Pick up the physics problem below about the wooden cube toppled by a bullet and continue it from its final sentence.

-- Text excerpt --
....

Question

A solid cube of wood of side $2a$ and mass $M$ is resting on a horizontal surface as shown in the figure. The cube is free to rotate about the fixed axis $AB$. A bullet of mass $m(<<M)$ and speed $v$ is shot horizontally at the face opposite to $ABCD$ at a height $h$ above the surface to impart the cube an angular speed ${\omega }_c$ so that the cube just topples over. Then ${\omega }_c$ is (note: the moment of inertia of the cube about an axis perpendicular to the face and passing through the centre of mass is $2M{a}^3/3)$.

....

-- Material supplied --
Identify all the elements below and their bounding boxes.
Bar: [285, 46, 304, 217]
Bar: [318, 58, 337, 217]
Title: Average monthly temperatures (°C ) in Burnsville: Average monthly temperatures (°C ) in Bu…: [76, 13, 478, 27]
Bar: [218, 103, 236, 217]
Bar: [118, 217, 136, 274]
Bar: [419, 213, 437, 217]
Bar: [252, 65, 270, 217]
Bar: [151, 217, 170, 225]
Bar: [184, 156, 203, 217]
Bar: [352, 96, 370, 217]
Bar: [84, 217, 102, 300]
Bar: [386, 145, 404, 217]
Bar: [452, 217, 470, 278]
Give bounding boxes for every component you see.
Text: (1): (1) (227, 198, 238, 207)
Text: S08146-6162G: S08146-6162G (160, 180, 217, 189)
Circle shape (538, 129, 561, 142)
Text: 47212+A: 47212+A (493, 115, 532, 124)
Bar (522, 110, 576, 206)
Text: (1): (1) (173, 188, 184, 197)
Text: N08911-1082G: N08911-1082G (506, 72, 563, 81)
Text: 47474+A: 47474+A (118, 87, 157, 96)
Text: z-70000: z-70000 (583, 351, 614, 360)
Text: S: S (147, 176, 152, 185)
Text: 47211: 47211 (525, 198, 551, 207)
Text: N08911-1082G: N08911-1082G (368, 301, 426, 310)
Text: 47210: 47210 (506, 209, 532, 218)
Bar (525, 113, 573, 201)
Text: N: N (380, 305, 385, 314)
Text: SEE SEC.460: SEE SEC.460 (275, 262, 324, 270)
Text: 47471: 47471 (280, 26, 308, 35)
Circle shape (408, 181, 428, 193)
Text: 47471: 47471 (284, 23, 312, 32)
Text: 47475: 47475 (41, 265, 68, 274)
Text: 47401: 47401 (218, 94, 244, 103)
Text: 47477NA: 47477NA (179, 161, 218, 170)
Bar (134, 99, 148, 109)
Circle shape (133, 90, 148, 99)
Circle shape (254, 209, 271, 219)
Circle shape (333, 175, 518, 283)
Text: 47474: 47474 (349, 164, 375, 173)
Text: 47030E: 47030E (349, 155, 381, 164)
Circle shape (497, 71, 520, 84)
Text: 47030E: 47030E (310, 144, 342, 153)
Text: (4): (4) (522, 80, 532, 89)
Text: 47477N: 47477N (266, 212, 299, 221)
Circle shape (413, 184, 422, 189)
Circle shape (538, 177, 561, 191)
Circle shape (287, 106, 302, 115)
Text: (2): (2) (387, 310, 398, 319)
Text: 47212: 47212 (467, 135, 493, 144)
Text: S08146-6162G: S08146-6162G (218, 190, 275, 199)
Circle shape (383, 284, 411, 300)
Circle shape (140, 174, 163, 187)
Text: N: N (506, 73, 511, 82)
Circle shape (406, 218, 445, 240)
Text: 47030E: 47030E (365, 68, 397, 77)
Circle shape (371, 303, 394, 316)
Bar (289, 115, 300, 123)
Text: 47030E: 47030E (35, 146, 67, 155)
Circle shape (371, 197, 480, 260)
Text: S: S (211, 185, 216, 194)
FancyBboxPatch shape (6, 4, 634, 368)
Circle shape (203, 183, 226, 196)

....

-- Exercise output --
• A. $\sqrt{3gM/2ma}$
• B. $\sqrt{3g/4h}$
• C. $\sqrt{3g(\sqrt{2}-1)/2a}$
• D. $\sqrt{3g(\sqrt{2}-1)/4a}$

Answer 1

The correct option is D $\sqrt{3g(\sqrt{2}-1)/4a}$

Using parallel axis theorem, moment of inertia of cube about $AB$ is:

$I=\frac{2M{a}^2}{3}+2M{a}^2=\frac{8}{3}M{a}^2$

The cube just topples over if its COM can pass over AB.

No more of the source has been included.